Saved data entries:
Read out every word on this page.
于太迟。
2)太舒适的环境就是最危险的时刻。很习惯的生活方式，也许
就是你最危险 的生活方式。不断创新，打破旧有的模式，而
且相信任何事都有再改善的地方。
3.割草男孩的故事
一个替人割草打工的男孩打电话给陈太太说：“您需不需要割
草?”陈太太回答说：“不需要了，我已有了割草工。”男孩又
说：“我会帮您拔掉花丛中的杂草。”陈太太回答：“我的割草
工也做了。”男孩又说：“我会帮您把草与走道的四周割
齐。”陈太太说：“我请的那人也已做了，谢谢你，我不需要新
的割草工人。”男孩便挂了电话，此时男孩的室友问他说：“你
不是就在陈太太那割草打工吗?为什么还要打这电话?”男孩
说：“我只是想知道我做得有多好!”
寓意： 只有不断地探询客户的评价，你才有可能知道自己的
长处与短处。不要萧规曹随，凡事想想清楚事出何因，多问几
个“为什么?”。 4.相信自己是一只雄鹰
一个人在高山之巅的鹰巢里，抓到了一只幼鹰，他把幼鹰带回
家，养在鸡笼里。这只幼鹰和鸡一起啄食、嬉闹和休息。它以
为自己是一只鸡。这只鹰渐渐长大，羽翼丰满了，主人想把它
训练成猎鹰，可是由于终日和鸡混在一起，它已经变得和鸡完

TO BE DONE –
Set down all of the records shown above once more, exactly.

IN RESPONSE –
Read out every word on this page.
于太迟。
2)太舒适的环境就是最危险的时刻。很习惯的生活方式，也许
就是你最危险 的生活方式。不断创新，打破旧有的模式，而
且相信任何事都有再改善的地方。
3.割草男孩的故事
一个替人割草打工的男孩打电话给陈太太说：“您需不需要割
草?”陈太太回答说：“不需要了，我已有了割草工。”男孩又
说：“我会帮您拔掉花丛中的杂草。”陈太太回答：“我的割草
工也做了。”男孩又说：“我会帮您把草与走道的四周割
齐。”陈太太说：“我请的那人也已做了，谢谢你，我不需要新
的割草工人。”男孩便挂了电话，此时男孩的室友问他说：“你
不是就在陈太太那割草打工吗?为什么还要打这电话?”男孩
说：“我只是想知道我做得有多好!”
寓意： 只有不断地探询客户的评价，你才有可能知道自己的
长处与短处。不要萧规曹随，凡事想想清楚事出何因，多问几
个“为什么?”。 4.相信自己是一只雄鹰
一个人在高山之巅的鹰巢里，抓到了一只幼鹰，他把幼鹰带回
家，养在鸡笼里。这只幼鹰和鸡一起啄食、嬉闹和休息。它以
为自己是一只鸡。这只鹰渐渐长大，羽翼丰满了，主人想把它
训练成猎鹰，可是由于终日和鸡混在一起，它已经变得和鸡完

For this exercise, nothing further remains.